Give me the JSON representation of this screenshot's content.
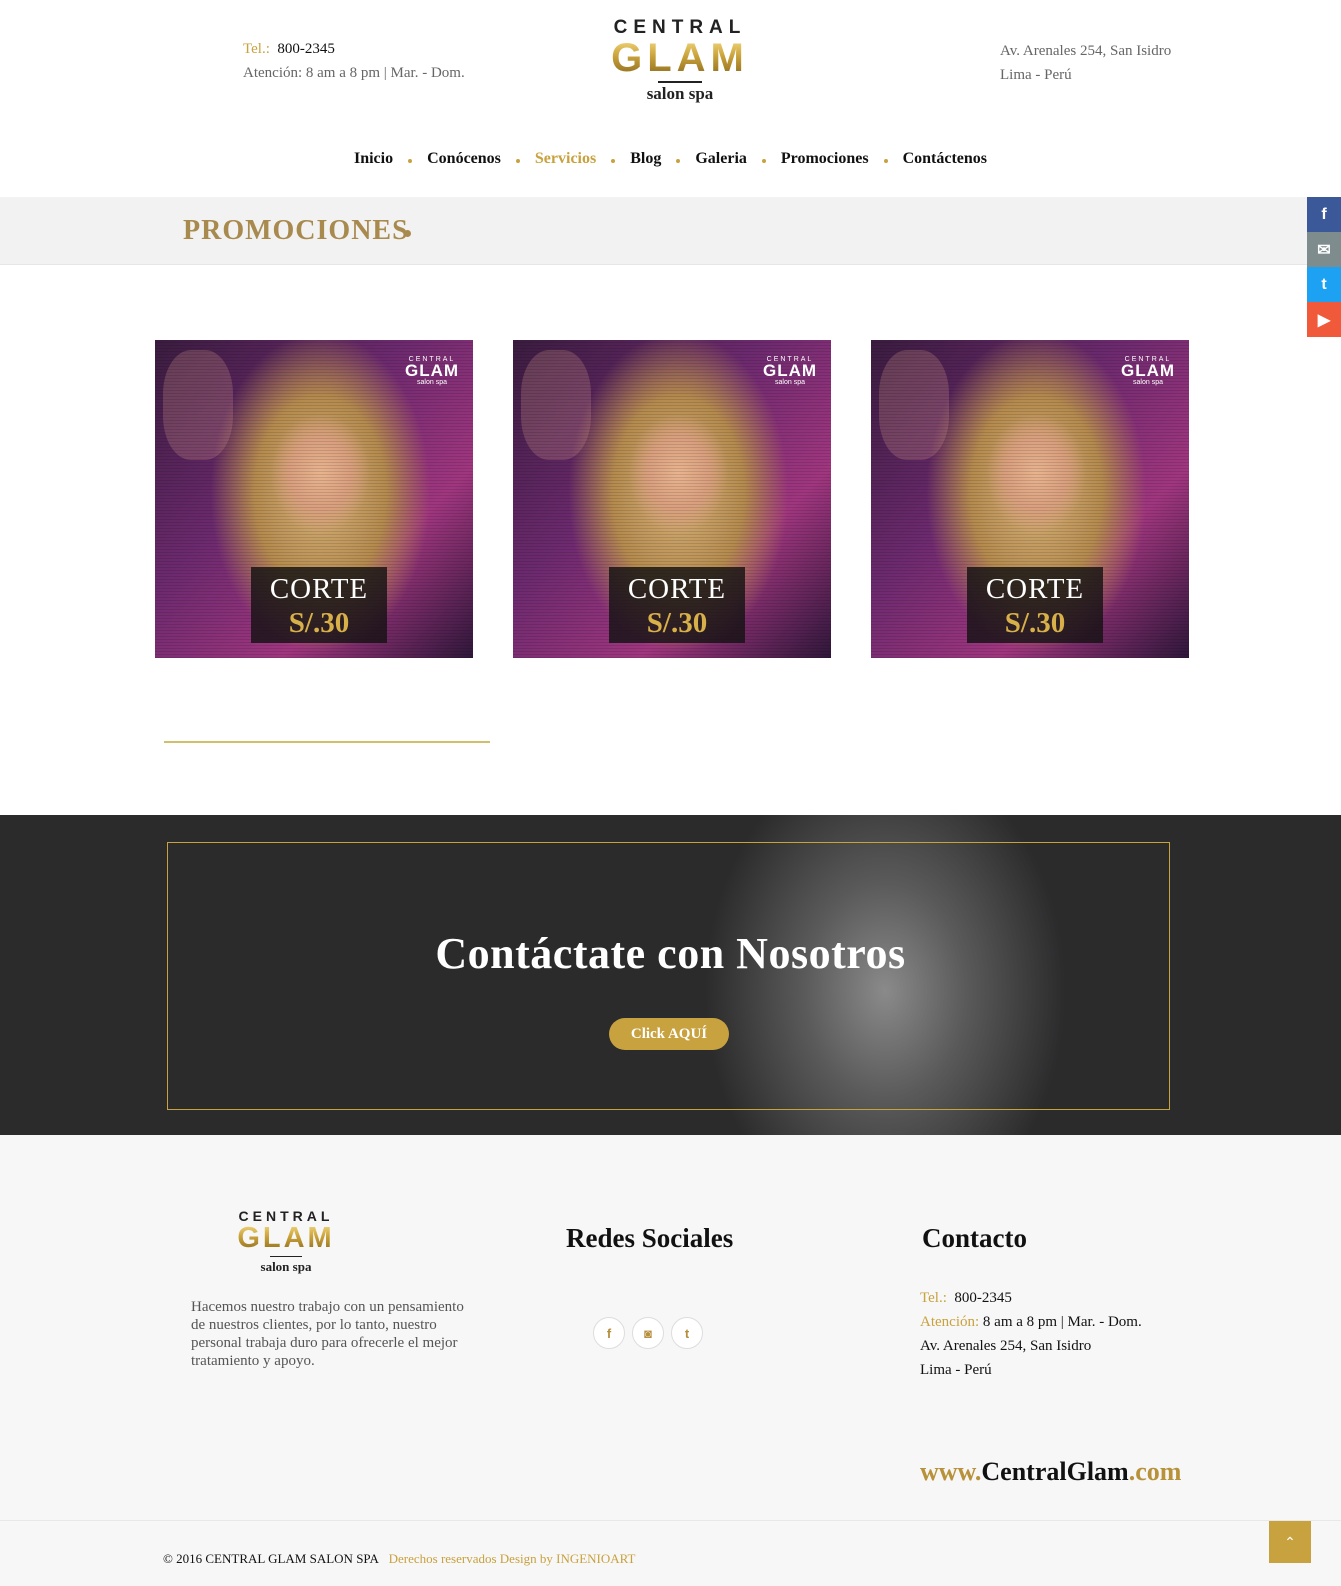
{
  "header": {
    "tel_label": "Tel.:",
    "tel": "800-2345",
    "hours": "Atención: 8 am a 8 pm  |  Mar. - Dom.",
    "address_line1": "Av. Arenales  254, San Isidro",
    "address_line2": "Lima - Perú",
    "logo": {
      "central": "CENTRAL",
      "glam": "GLAM",
      "spa": "salon spa"
    }
  },
  "nav": {
    "items": [
      "Inicio",
      "Conócenos",
      "Servicios",
      "Blog",
      "Galeria",
      "Promociones",
      "Contáctenos"
    ],
    "active": "Servicios"
  },
  "page": {
    "title": "PROMOCIONES"
  },
  "side_social": [
    {
      "icon": "facebook-icon",
      "glyph": "f",
      "color": "#3b5998"
    },
    {
      "icon": "email-icon",
      "glyph": "✉",
      "color": "#7f8c8d"
    },
    {
      "icon": "twitter-icon",
      "glyph": "t",
      "color": "#1da1f2"
    },
    {
      "icon": "youtube-icon",
      "glyph": "▶",
      "color": "#f05a3a"
    }
  ],
  "promos": [
    {
      "logo_central": "CENTRAL",
      "logo_glam": "GLAM",
      "logo_spa": "salon spa",
      "line1": "CORTE",
      "line2": "S/.30"
    },
    {
      "logo_central": "CENTRAL",
      "logo_glam": "GLAM",
      "logo_spa": "salon spa",
      "line1": "CORTE",
      "line2": "S/.30"
    },
    {
      "logo_central": "CENTRAL",
      "logo_glam": "GLAM",
      "logo_spa": "salon spa",
      "line1": "CORTE",
      "line2": "S/.30"
    }
  ],
  "contact_banner": {
    "title": "Contáctate con Nosotros",
    "button": "Click AQUÍ"
  },
  "footer": {
    "logo": {
      "central": "CENTRAL",
      "glam": "GLAM",
      "spa": "salon spa"
    },
    "about": "Hacemos nuestro trabajo con un pensamiento de nuestros clientes, por lo tanto, nuestro personal trabaja duro para ofrecerle el mejor tratamiento y apoyo.",
    "social_title": "Redes Sociales",
    "social_icons": [
      {
        "icon": "facebook-icon",
        "glyph": "f"
      },
      {
        "icon": "instagram-icon",
        "glyph": "◙"
      },
      {
        "icon": "tumblr-icon",
        "glyph": "t"
      }
    ],
    "contact_title": "Contacto",
    "tel_label": "Tel.:",
    "tel": "800-2345",
    "hours_label": "Atención:",
    "hours": "8 am a 8 pm  |  Mar. - Dom.",
    "address_line1": "Av. Arenales  254, San Isidro",
    "address_line2": "Lima - Perú",
    "site_prefix": "www.",
    "site_name": "CentralGlam",
    "site_suffix": ".com"
  },
  "copyright": {
    "text": "© 2016   CENTRAL GLAM SALON SPA",
    "credit": "Derechos reservados Design by INGENIOART"
  },
  "to_top_glyph": "⌃"
}
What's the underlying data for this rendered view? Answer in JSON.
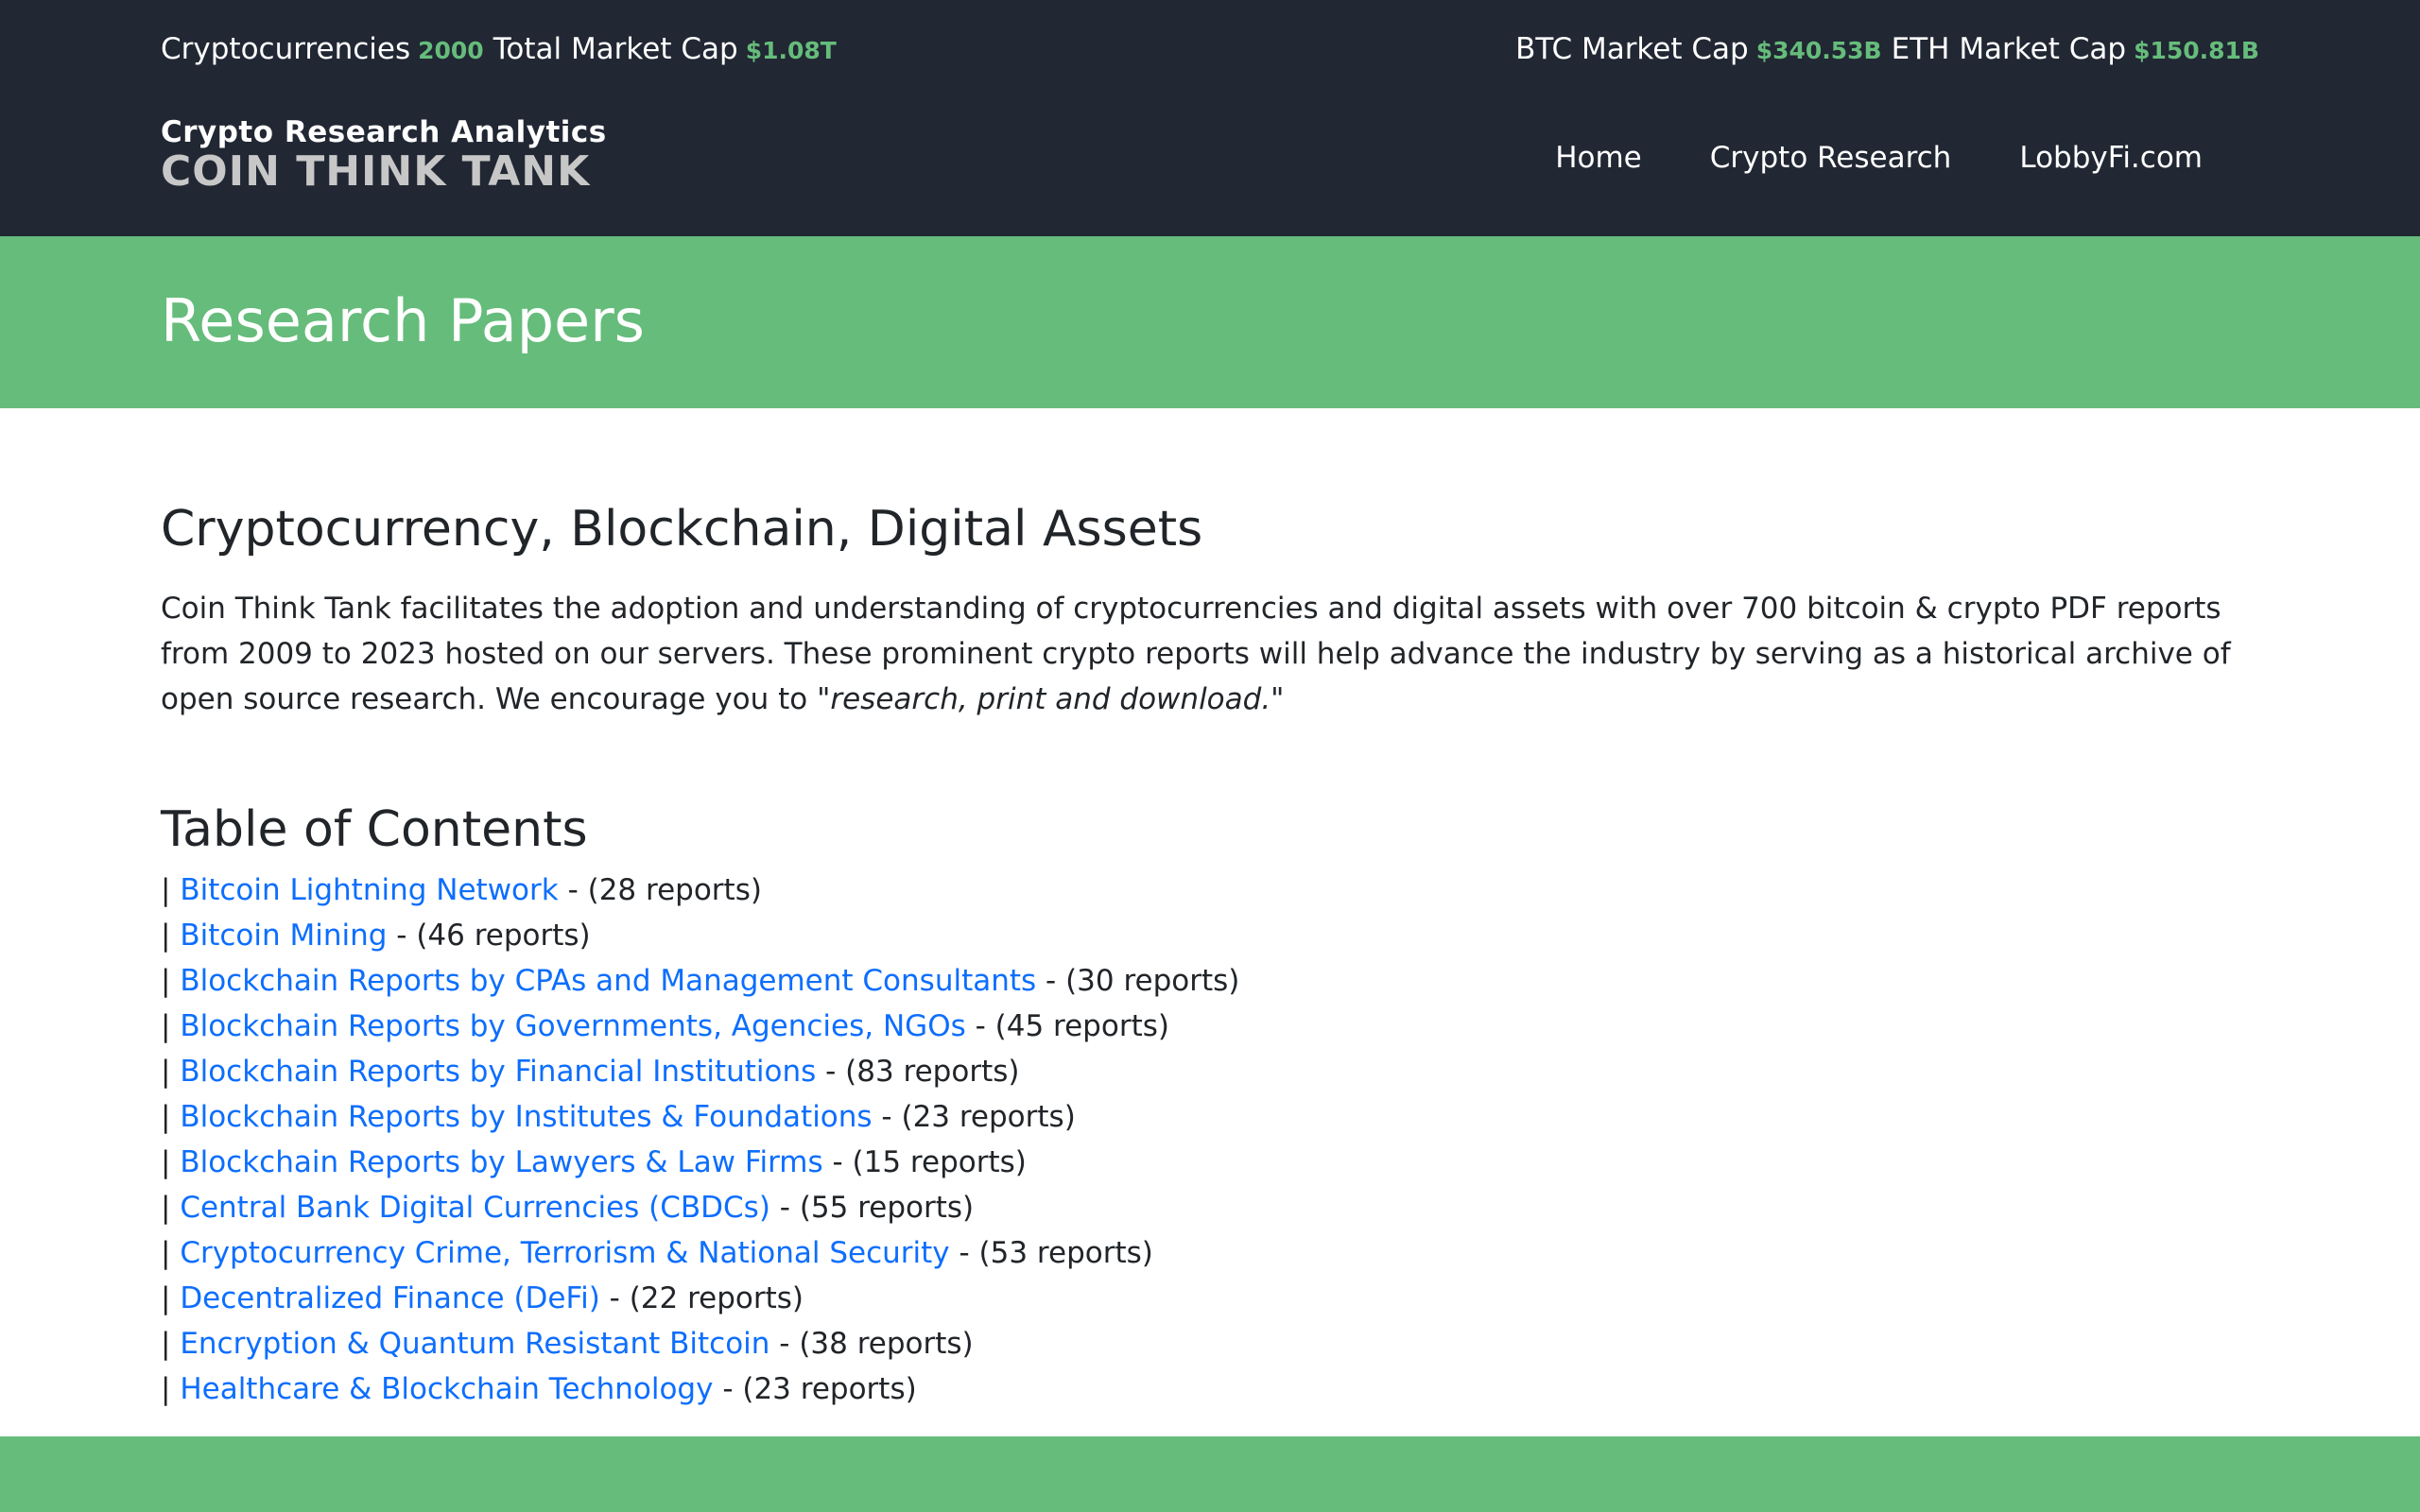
{
  "stats": {
    "cryptocurrencies_label": "Cryptocurrencies",
    "cryptocurrencies_value": "2000",
    "total_market_cap_label": "Total Market Cap",
    "total_market_cap_value": "$1.08T",
    "btc_market_cap_label": "BTC Market Cap",
    "btc_market_cap_value": "$340.53B",
    "eth_market_cap_label": "ETH Market Cap",
    "eth_market_cap_value": "$150.81B"
  },
  "logo": {
    "subtitle": "Crypto Research Analytics",
    "title": "COIN THINK TANK"
  },
  "nav": {
    "items": [
      {
        "label": "Home"
      },
      {
        "label": "Crypto Research"
      },
      {
        "label": "LobbyFi.com"
      }
    ]
  },
  "banner": {
    "title": "Research Papers"
  },
  "main": {
    "heading": "Cryptocurrency, Blockchain, Digital Assets",
    "intro_text": "Coin Think Tank facilitates the adoption and understanding of cryptocurrencies and digital assets with over 700 bitcoin & crypto PDF reports from 2009 to 2023 hosted on our servers. These prominent crypto reports will help advance the industry by serving as a historical archive of open source research. We encourage you to ",
    "intro_quote": "\"research, print and download.\"",
    "toc_heading": "Table of Contents",
    "toc_separator": "| ",
    "toc": [
      {
        "label": "Bitcoin Lightning Network",
        "count": " - (28 reports)"
      },
      {
        "label": "Bitcoin Mining",
        "count": " - (46 reports)"
      },
      {
        "label": "Blockchain Reports by CPAs and Management Consultants",
        "count": " - (30 reports)"
      },
      {
        "label": "Blockchain Reports by Governments, Agencies, NGOs",
        "count": " - (45 reports)"
      },
      {
        "label": "Blockchain Reports by Financial Institutions",
        "count": " - (83 reports)"
      },
      {
        "label": "Blockchain Reports by Institutes & Foundations",
        "count": " - (23 reports)"
      },
      {
        "label": "Blockchain Reports by Lawyers & Law Firms",
        "count": " - (15 reports)"
      },
      {
        "label": "Central Bank Digital Currencies (CBDCs)",
        "count": " - (55 reports)"
      },
      {
        "label": "Cryptocurrency Crime, Terrorism & National Security",
        "count": " - (53 reports)"
      },
      {
        "label": "Decentralized Finance (DeFi)",
        "count": " - (22 reports)"
      },
      {
        "label": "Encryption & Quantum Resistant Bitcoin",
        "count": " - (38 reports)"
      },
      {
        "label": "Healthcare & Blockchain Technology",
        "count": " - (23 reports)"
      }
    ]
  },
  "colors": {
    "header_bg": "#212733",
    "accent_green": "#66bc7b",
    "link_blue": "#0d6efd",
    "logo_gray": "#c7c7c7",
    "text_dark": "#212529"
  }
}
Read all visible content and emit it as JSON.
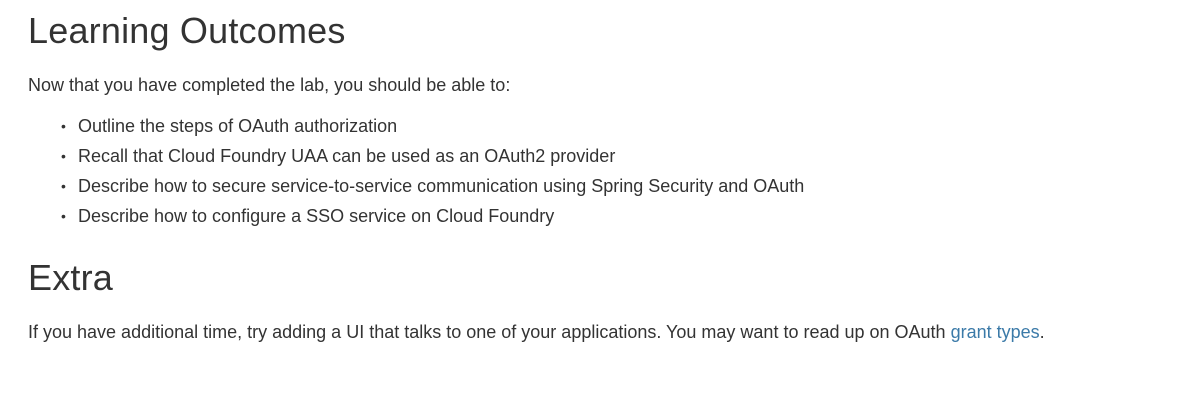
{
  "learning": {
    "heading": "Learning Outcomes",
    "intro": "Now that you have completed the lab, you should be able to:",
    "items": [
      {
        "bullet": "•",
        "text": "Outline the steps of OAuth authorization"
      },
      {
        "bullet": "•",
        "text": "Recall that Cloud Foundry UAA can be used as an OAuth2 provider"
      },
      {
        "bullet": "•",
        "text": "Describe how to secure service-to-service communication using Spring Security and OAuth"
      },
      {
        "bullet": "•",
        "text": "Describe how to configure a SSO service on Cloud Foundry"
      }
    ]
  },
  "extra": {
    "heading": "Extra",
    "text_before_link": "If you have additional time, try adding a UI that talks to one of your applications. You may want to read up on OAuth ",
    "link_text": "grant types",
    "text_after_link": ".",
    "link_color": "#3b7aa8"
  }
}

════════════════════

# Exercise details
Every entry must be written out exactly, with all pictures left out.

# Response to this task
Give me the JSON representation of this screenshot's content.
{
  "header": {
    "tel_label": "Tel.:",
    "tel": "800-2345",
    "hours": "Atención: 8 am a 8 pm  |  Mar. - Dom.",
    "address_line1": "Av. Arenales  254, San Isidro",
    "address_line2": "Lima - Perú",
    "logo": {
      "central": "CENTRAL",
      "glam": "GLAM",
      "spa": "salon spa"
    }
  },
  "nav": {
    "items": [
      "Inicio",
      "Conócenos",
      "Servicios",
      "Blog",
      "Galeria",
      "Promociones",
      "Contáctenos"
    ],
    "active": "Servicios"
  },
  "page": {
    "title": "PROMOCIONES"
  },
  "side_social": [
    {
      "icon": "facebook-icon",
      "glyph": "f",
      "color": "#3b5998"
    },
    {
      "icon": "email-icon",
      "glyph": "✉",
      "color": "#7f8c8d"
    },
    {
      "icon": "twitter-icon",
      "glyph": "t",
      "color": "#1da1f2"
    },
    {
      "icon": "youtube-icon",
      "glyph": "▶",
      "color": "#f05a3a"
    }
  ],
  "promos": [
    {
      "logo_central": "CENTRAL",
      "logo_glam": "GLAM",
      "logo_spa": "salon spa",
      "line1": "CORTE",
      "line2": "S/.30"
    },
    {
      "logo_central": "CENTRAL",
      "logo_glam": "GLAM",
      "logo_spa": "salon spa",
      "line1": "CORTE",
      "line2": "S/.30"
    },
    {
      "logo_central": "CENTRAL",
      "logo_glam": "GLAM",
      "logo_spa": "salon spa",
      "line1": "CORTE",
      "line2": "S/.30"
    }
  ],
  "contact_banner": {
    "title": "Contáctate con Nosotros",
    "button": "Click AQUÍ"
  },
  "footer": {
    "logo": {
      "central": "CENTRAL",
      "glam": "GLAM",
      "spa": "salon spa"
    },
    "about": "Hacemos nuestro trabajo con un pensamiento de nuestros clientes, por lo tanto, nuestro personal trabaja duro para ofrecerle el mejor tratamiento y apoyo.",
    "social_title": "Redes Sociales",
    "social_icons": [
      {
        "icon": "facebook-icon",
        "glyph": "f"
      },
      {
        "icon": "instagram-icon",
        "glyph": "◙"
      },
      {
        "icon": "tumblr-icon",
        "glyph": "t"
      }
    ],
    "contact_title": "Contacto",
    "tel_label": "Tel.:",
    "tel": "800-2345",
    "hours_label": "Atención:",
    "hours": "8 am a 8 pm  |  Mar. - Dom.",
    "address_line1": "Av. Arenales  254, San Isidro",
    "address_line2": "Lima - Perú",
    "site_prefix": "www.",
    "site_name": "CentralGlam",
    "site_suffix": ".com"
  },
  "copyright": {
    "text": "© 2016   CENTRAL GLAM SALON SPA",
    "credit": "Derechos reservados Design by INGENIOART"
  },
  "to_top_glyph": "⌃"
}
What's the underlying data for this rendered view? Answer in JSON.
{
  "stats": {
    "cryptocurrencies_label": "Cryptocurrencies",
    "cryptocurrencies_value": "2000",
    "total_market_cap_label": "Total Market Cap",
    "total_market_cap_value": "$1.08T",
    "btc_market_cap_label": "BTC Market Cap",
    "btc_market_cap_value": "$340.53B",
    "eth_market_cap_label": "ETH Market Cap",
    "eth_market_cap_value": "$150.81B"
  },
  "logo": {
    "subtitle": "Crypto Research Analytics",
    "title": "COIN THINK TANK"
  },
  "nav": {
    "items": [
      {
        "label": "Home"
      },
      {
        "label": "Crypto Research"
      },
      {
        "label": "LobbyFi.com"
      }
    ]
  },
  "banner": {
    "title": "Research Papers"
  },
  "main": {
    "heading": "Cryptocurrency, Blockchain, Digital Assets",
    "intro_text": "Coin Think Tank facilitates the adoption and understanding of cryptocurrencies and digital assets with over 700 bitcoin & crypto PDF reports from 2009 to 2023 hosted on our servers. These prominent crypto reports will help advance the industry by serving as a historical archive of open source research. We encourage you to ",
    "intro_quote": "\"research, print and download.\"",
    "toc_heading": "Table of Contents",
    "toc_separator": "| ",
    "toc": [
      {
        "label": "Bitcoin Lightning Network",
        "count": " - (28 reports)"
      },
      {
        "label": "Bitcoin Mining",
        "count": " - (46 reports)"
      },
      {
        "label": "Blockchain Reports by CPAs and Management Consultants",
        "count": " - (30 reports)"
      },
      {
        "label": "Blockchain Reports by Governments, Agencies, NGOs",
        "count": " - (45 reports)"
      },
      {
        "label": "Blockchain Reports by Financial Institutions",
        "count": " - (83 reports)"
      },
      {
        "label": "Blockchain Reports by Institutes & Foundations",
        "count": " - (23 reports)"
      },
      {
        "label": "Blockchain Reports by Lawyers & Law Firms",
        "count": " - (15 reports)"
      },
      {
        "label": "Central Bank Digital Currencies (CBDCs)",
        "count": " - (55 reports)"
      },
      {
        "label": "Cryptocurrency Crime, Terrorism & National Security",
        "count": " - (53 reports)"
      },
      {
        "label": "Decentralized Finance (DeFi)",
        "count": " - (22 reports)"
      },
      {
        "label": "Encryption & Quantum Resistant Bitcoin",
        "count": " - (38 reports)"
      },
      {
        "label": "Healthcare & Blockchain Technology",
        "count": " - (23 reports)"
      }
    ]
  },
  "colors": {
    "header_bg": "#212733",
    "accent_green": "#66bc7b",
    "link_blue": "#0d6efd",
    "logo_gray": "#c7c7c7",
    "text_dark": "#212529"
  }
}
Read all visible content and emit it as JSON.
{
  "learning": {
    "heading": "Learning Outcomes",
    "intro": "Now that you have completed the lab, you should be able to:",
    "items": [
      {
        "bullet": "•",
        "text": "Outline the steps of OAuth authorization"
      },
      {
        "bullet": "•",
        "text": "Recall that Cloud Foundry UAA can be used as an OAuth2 provider"
      },
      {
        "bullet": "•",
        "text": "Describe how to secure service-to-service communication using Spring Security and OAuth"
      },
      {
        "bullet": "•",
        "text": "Describe how to configure a SSO service on Cloud Foundry"
      }
    ]
  },
  "extra": {
    "heading": "Extra",
    "text_before_link": "If you have additional time, try adding a UI that talks to one of your applications. You may want to read up on OAuth ",
    "link_text": "grant types",
    "text_after_link": ".",
    "link_color": "#3b7aa8"
  }
}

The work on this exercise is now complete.